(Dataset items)
....
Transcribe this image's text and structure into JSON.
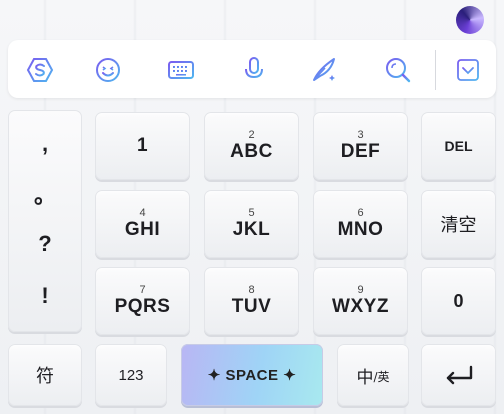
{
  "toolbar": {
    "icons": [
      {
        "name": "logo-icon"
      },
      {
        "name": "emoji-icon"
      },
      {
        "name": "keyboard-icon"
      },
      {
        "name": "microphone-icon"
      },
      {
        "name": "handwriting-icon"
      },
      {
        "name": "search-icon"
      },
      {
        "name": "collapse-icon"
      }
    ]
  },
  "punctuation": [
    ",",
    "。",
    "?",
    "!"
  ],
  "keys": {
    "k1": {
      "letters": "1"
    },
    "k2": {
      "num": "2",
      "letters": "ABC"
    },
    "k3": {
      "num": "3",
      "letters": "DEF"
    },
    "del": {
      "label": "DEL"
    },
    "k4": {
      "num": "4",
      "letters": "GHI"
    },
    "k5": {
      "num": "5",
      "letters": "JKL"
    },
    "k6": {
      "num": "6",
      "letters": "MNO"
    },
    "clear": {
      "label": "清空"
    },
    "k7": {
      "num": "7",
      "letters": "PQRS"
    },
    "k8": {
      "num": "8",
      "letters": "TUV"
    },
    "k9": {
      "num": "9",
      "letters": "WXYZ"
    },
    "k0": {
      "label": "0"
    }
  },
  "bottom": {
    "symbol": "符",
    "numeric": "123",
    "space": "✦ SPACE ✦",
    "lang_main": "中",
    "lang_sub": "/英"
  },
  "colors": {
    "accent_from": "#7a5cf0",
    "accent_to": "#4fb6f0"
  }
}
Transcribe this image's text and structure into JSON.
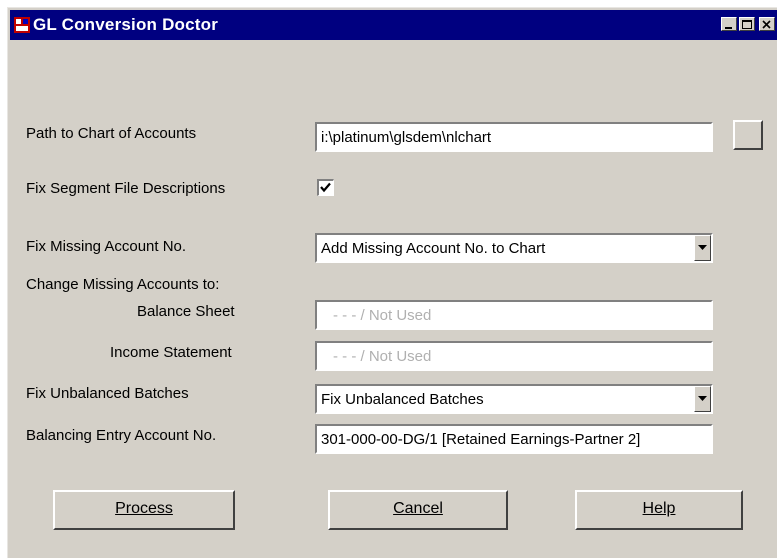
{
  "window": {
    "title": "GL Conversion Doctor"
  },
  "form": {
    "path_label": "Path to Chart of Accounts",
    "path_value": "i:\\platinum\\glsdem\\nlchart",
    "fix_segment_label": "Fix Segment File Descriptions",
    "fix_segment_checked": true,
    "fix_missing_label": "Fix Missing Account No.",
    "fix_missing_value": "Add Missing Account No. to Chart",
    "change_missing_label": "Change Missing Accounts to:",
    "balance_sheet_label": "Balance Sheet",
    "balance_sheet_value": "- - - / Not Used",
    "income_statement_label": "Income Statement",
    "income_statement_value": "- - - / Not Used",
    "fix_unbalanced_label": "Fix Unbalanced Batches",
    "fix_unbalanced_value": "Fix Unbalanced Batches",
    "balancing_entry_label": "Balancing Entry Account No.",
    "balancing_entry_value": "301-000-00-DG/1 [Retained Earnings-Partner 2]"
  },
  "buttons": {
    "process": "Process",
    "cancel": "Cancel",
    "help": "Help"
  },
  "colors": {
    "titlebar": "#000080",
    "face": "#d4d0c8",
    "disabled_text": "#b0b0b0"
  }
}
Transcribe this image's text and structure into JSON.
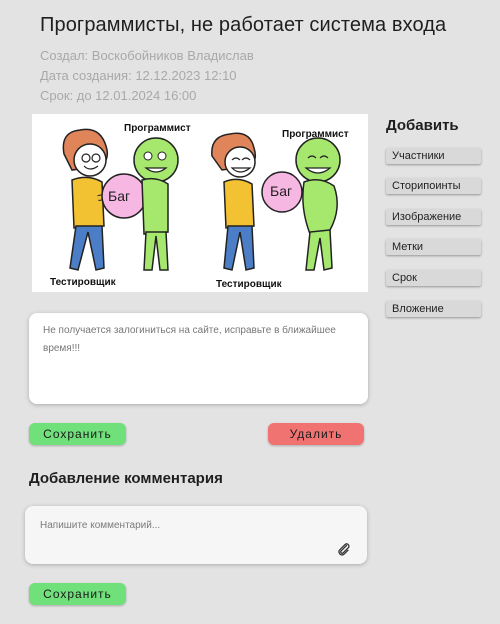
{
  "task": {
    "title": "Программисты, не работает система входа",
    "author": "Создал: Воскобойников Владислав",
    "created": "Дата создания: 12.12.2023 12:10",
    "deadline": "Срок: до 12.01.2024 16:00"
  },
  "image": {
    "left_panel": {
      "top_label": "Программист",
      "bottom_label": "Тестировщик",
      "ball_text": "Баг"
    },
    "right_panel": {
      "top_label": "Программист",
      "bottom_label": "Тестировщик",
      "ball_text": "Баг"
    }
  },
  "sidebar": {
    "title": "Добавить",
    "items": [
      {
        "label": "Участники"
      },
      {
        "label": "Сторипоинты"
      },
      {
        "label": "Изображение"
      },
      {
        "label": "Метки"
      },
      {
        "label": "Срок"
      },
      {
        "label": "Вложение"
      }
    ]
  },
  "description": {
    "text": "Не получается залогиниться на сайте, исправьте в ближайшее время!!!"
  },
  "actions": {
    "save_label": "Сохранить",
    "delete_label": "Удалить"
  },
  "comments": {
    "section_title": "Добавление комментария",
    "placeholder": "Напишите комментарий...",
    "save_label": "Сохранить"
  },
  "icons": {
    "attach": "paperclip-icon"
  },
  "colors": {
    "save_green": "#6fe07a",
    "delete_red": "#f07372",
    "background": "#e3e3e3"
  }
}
....
## WHAT IS NEEDED
Write out every record above exactly as it stands, but leave out the pictures.

## RESULT FOR THIS TASK
Transcribe this image's text and structure into JSON.
{
  "toolbar": {
    "icons": [
      {
        "name": "logo-icon"
      },
      {
        "name": "emoji-icon"
      },
      {
        "name": "keyboard-icon"
      },
      {
        "name": "microphone-icon"
      },
      {
        "name": "handwriting-icon"
      },
      {
        "name": "search-icon"
      },
      {
        "name": "collapse-icon"
      }
    ]
  },
  "punctuation": [
    ",",
    "。",
    "?",
    "!"
  ],
  "keys": {
    "k1": {
      "letters": "1"
    },
    "k2": {
      "num": "2",
      "letters": "ABC"
    },
    "k3": {
      "num": "3",
      "letters": "DEF"
    },
    "del": {
      "label": "DEL"
    },
    "k4": {
      "num": "4",
      "letters": "GHI"
    },
    "k5": {
      "num": "5",
      "letters": "JKL"
    },
    "k6": {
      "num": "6",
      "letters": "MNO"
    },
    "clear": {
      "label": "清空"
    },
    "k7": {
      "num": "7",
      "letters": "PQRS"
    },
    "k8": {
      "num": "8",
      "letters": "TUV"
    },
    "k9": {
      "num": "9",
      "letters": "WXYZ"
    },
    "k0": {
      "label": "0"
    }
  },
  "bottom": {
    "symbol": "符",
    "numeric": "123",
    "space": "✦ SPACE ✦",
    "lang_main": "中",
    "lang_sub": "/英"
  },
  "colors": {
    "accent_from": "#7a5cf0",
    "accent_to": "#4fb6f0"
  }
}
Transcribe this image's text and structure into JSON.
{
  "window": {
    "title": "GL Conversion Doctor"
  },
  "form": {
    "path_label": "Path to Chart of Accounts",
    "path_value": "i:\\platinum\\glsdem\\nlchart",
    "fix_segment_label": "Fix Segment File Descriptions",
    "fix_segment_checked": true,
    "fix_missing_label": "Fix Missing Account No.",
    "fix_missing_value": "Add Missing Account No. to Chart",
    "change_missing_label": "Change Missing Accounts to:",
    "balance_sheet_label": "Balance Sheet",
    "balance_sheet_value": "- - - / Not Used",
    "income_statement_label": "Income Statement",
    "income_statement_value": "- - - / Not Used",
    "fix_unbalanced_label": "Fix Unbalanced Batches",
    "fix_unbalanced_value": "Fix Unbalanced Batches",
    "balancing_entry_label": "Balancing Entry Account No.",
    "balancing_entry_value": "301-000-00-DG/1 [Retained Earnings-Partner 2]"
  },
  "buttons": {
    "process": "Process",
    "cancel": "Cancel",
    "help": "Help"
  },
  "colors": {
    "titlebar": "#000080",
    "face": "#d4d0c8",
    "disabled_text": "#b0b0b0"
  }
}
Transcribe this image's text and structure into JSON.
{
  "task": {
    "title": "Программисты, не работает система входа",
    "author": "Создал: Воскобойников Владислав",
    "created": "Дата создания: 12.12.2023 12:10",
    "deadline": "Срок: до 12.01.2024 16:00"
  },
  "image": {
    "left_panel": {
      "top_label": "Программист",
      "bottom_label": "Тестировщик",
      "ball_text": "Баг"
    },
    "right_panel": {
      "top_label": "Программист",
      "bottom_label": "Тестировщик",
      "ball_text": "Баг"
    }
  },
  "sidebar": {
    "title": "Добавить",
    "items": [
      {
        "label": "Участники"
      },
      {
        "label": "Сторипоинты"
      },
      {
        "label": "Изображение"
      },
      {
        "label": "Метки"
      },
      {
        "label": "Срок"
      },
      {
        "label": "Вложение"
      }
    ]
  },
  "description": {
    "text": "Не получается залогиниться на сайте, исправьте в ближайшее время!!!"
  },
  "actions": {
    "save_label": "Сохранить",
    "delete_label": "Удалить"
  },
  "comments": {
    "section_title": "Добавление комментария",
    "placeholder": "Напишите комментарий...",
    "save_label": "Сохранить"
  },
  "icons": {
    "attach": "paperclip-icon"
  },
  "colors": {
    "save_green": "#6fe07a",
    "delete_red": "#f07372",
    "background": "#e3e3e3"
  }
}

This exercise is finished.